What is being asked » Quote the part of the betta sorority thread below that opens with the words containing "So yeah, that" and closes with "will add it!!".

Page text »
§ §

Now, adding the girls is not the same how you add other fish like 2 to 3 at a time. You have to add the girls all within the same time, if not, you would most definitely have to rearrange your tank every time. Now, the technique that I am about to tell you was picked up a long time ago from another forum and has seemed to have worked for me. You start with your most passive girl, put her in the tank and give her 15 or 20 minutes to nose around and check things out. Then you add the next least aggressive female and watch them closely, always being ready to pull one out immediately if things get too rough. A small amount of fin nipping and body slamming is to be expected, but if you see one aggressively attacking another then it is time to make other arrangements for one of them. Continue to add your females, one every 15 to 20 minutes in the order of most passive to most aggressive with your most aggressive girl going in last (This technique credit goes to Eudie from UB.com).

Watch the tank carefully the next week or two. At first, the females will be chasing an nipping each other, but it shouldn't be too bad. Eventually, again, they will most likely form a pecking within the group.

Make sure not to overstock the tank either, 6 is the max female bettas, 4 is the minimum (but I would really recommend that 6 is the minimum as well). Bettas, unlike other fish, seem to like it overcrowd with other female betta. If you decide to add more fish, besides bettas, I would recommend that you get a bigger tank and compatible tanks-mates.


So yeah, that pretty much covers all the basics to keeping a female betta sorority. Oh and one more thing, always have a back-up plan in case Anything goes wrong.

If I am missing anything please tell me and I will add it!!

Thanks


----------



## guppygirl2000

This is great,
I have always liked to breed more,
but this sounds like a good Idea too!


----------



## lmb

You should try it, it's worth it and more bettas (Female) too


----------



## Betta man

This thread should be stickied.


----------



## lmb

It's the mod's choice  I'll ask though!


----------



## Betta man

It definitely deserves stickying. Good post. It'll be their loss if they choose not to.


----------

§ §

Dataset lines:
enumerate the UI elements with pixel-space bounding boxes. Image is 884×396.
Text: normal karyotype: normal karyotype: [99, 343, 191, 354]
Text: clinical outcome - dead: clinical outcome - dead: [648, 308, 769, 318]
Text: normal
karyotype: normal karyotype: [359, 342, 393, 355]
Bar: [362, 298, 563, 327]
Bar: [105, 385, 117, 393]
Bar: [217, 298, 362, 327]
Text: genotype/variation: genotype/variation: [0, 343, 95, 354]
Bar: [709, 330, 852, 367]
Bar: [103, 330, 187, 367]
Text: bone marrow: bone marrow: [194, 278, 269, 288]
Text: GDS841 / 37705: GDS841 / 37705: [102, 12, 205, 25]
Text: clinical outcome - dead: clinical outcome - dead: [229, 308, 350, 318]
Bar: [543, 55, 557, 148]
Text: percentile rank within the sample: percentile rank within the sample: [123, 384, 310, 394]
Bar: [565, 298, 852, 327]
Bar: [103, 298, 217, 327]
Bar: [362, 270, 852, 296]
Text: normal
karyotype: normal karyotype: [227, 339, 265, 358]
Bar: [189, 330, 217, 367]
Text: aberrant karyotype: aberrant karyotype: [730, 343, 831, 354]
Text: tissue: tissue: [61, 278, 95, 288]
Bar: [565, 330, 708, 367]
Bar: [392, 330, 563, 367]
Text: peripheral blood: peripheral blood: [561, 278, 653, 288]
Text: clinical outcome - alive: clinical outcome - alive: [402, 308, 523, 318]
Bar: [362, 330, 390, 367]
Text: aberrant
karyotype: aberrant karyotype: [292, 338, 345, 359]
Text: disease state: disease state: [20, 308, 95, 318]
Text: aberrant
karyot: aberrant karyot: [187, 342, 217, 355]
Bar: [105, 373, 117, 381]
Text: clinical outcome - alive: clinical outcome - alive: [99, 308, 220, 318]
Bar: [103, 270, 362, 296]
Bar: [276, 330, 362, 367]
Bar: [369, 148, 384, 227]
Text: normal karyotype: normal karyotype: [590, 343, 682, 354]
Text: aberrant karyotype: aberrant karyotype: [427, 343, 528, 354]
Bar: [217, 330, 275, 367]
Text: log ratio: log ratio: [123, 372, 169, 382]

§ §

The reply »
So yeah, that pretty much covers all the basics to keeping a female betta sorority. Oh and one more thing, always have a back-up plan in case Anything goes wrong.

If I am missing anything please tell me and I will add it!!